[Data records]
┌────────

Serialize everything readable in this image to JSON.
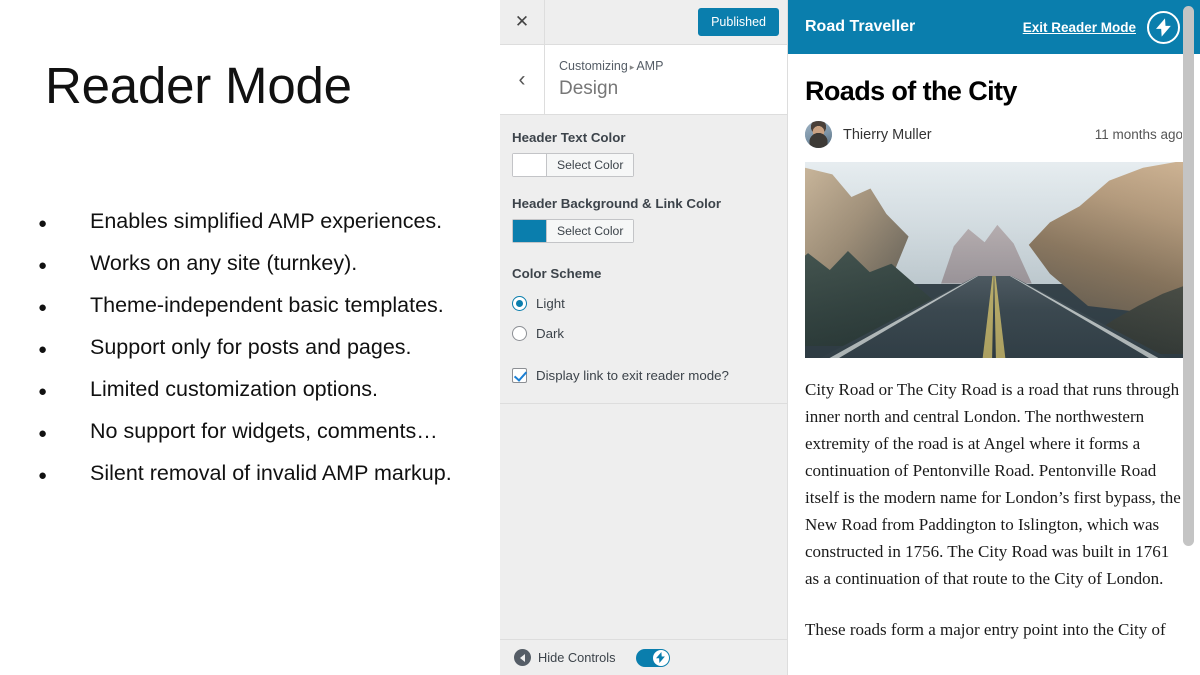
{
  "slide": {
    "title": "Reader Mode",
    "bullet_marker": "●",
    "bullets": [
      "Enables simplified AMP experiences.",
      "Works on any site (turnkey).",
      "Theme-independent basic templates.",
      "Support only for posts and pages.",
      "Limited customization options.",
      "No support for widgets, comments…",
      "Silent removal of invalid AMP markup."
    ]
  },
  "customizer": {
    "close_icon": "close-icon",
    "close_glyph": "✕",
    "publish_label": "Published",
    "back_glyph": "‹",
    "breadcrumb_root": "Customizing",
    "breadcrumb_sep": "▸",
    "breadcrumb_current": "AMP",
    "panel_title": "Design",
    "controls": {
      "header_text_color": {
        "label": "Header Text Color",
        "button_label": "Select Color",
        "value": "#ffffff"
      },
      "header_bg_link_color": {
        "label": "Header Background & Link Color",
        "button_label": "Select Color",
        "value": "#0a7ead"
      },
      "color_scheme": {
        "label": "Color Scheme",
        "options": [
          {
            "label": "Light",
            "selected": true
          },
          {
            "label": "Dark",
            "selected": false
          }
        ]
      },
      "exit_link_checkbox": {
        "label": "Display link to exit reader mode?",
        "checked": true
      }
    },
    "footer": {
      "hide_controls_label": "Hide Controls",
      "toggle_on": true,
      "toggle_icon": "amp-bolt-icon"
    }
  },
  "preview": {
    "header": {
      "site_title": "Road Traveller",
      "exit_link": "Exit Reader Mode",
      "badge_icon": "amp-bolt-icon",
      "background_color": "#0a7ead",
      "text_color": "#ffffff"
    },
    "article": {
      "title": "Roads of the City",
      "author": "Thierry Muller",
      "date": "11 months ago",
      "avatar_icon": "avatar",
      "featured_image_alt": "Desert highway running between rocky hills at dusk",
      "paragraphs": [
        "City Road or The City Road is a road that runs through inner north and central London. The northwestern extremity of the road is at Angel where it forms a continuation of Pentonville Road. Pentonville Road itself is the modern name for London’s first bypass, the New Road from Paddington to Islington, which was constructed in 1756. The City Road was built in 1761 as a continuation of that route to the City of London.",
        "These roads form a major entry point into the City of"
      ]
    }
  }
}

└────────

▶ PROBLEM STATEMENT: All the lines above are to be given again exactly as they read, with the pictures removed.

▶ TASK ANSWER:
Serialize everything readable in this image to JSON.
{
  "slide": {
    "title": "Reader Mode",
    "bullet_marker": "●",
    "bullets": [
      "Enables simplified AMP experiences.",
      "Works on any site (turnkey).",
      "Theme-independent basic templates.",
      "Support only for posts and pages.",
      "Limited customization options.",
      "No support for widgets, comments…",
      "Silent removal of invalid AMP markup."
    ]
  },
  "customizer": {
    "close_icon": "close-icon",
    "close_glyph": "✕",
    "publish_label": "Published",
    "back_glyph": "‹",
    "breadcrumb_root": "Customizing",
    "breadcrumb_sep": "▸",
    "breadcrumb_current": "AMP",
    "panel_title": "Design",
    "controls": {
      "header_text_color": {
        "label": "Header Text Color",
        "button_label": "Select Color",
        "value": "#ffffff"
      },
      "header_bg_link_color": {
        "label": "Header Background & Link Color",
        "button_label": "Select Color",
        "value": "#0a7ead"
      },
      "color_scheme": {
        "label": "Color Scheme",
        "options": [
          {
            "label": "Light",
            "selected": true
          },
          {
            "label": "Dark",
            "selected": false
          }
        ]
      },
      "exit_link_checkbox": {
        "label": "Display link to exit reader mode?",
        "checked": true
      }
    },
    "footer": {
      "hide_controls_label": "Hide Controls",
      "toggle_on": true,
      "toggle_icon": "amp-bolt-icon"
    }
  },
  "preview": {
    "header": {
      "site_title": "Road Traveller",
      "exit_link": "Exit Reader Mode",
      "badge_icon": "amp-bolt-icon",
      "background_color": "#0a7ead",
      "text_color": "#ffffff"
    },
    "article": {
      "title": "Roads of the City",
      "author": "Thierry Muller",
      "date": "11 months ago",
      "avatar_icon": "avatar",
      "featured_image_alt": "Desert highway running between rocky hills at dusk",
      "paragraphs": [
        "City Road or The City Road is a road that runs through inner north and central London. The northwestern extremity of the road is at Angel where it forms a continuation of Pentonville Road. Pentonville Road itself is the modern name for London’s first bypass, the New Road from Paddington to Islington, which was constructed in 1756. The City Road was built in 1761 as a continuation of that route to the City of London.",
        "These roads form a major entry point into the City of"
      ]
    }
  }
}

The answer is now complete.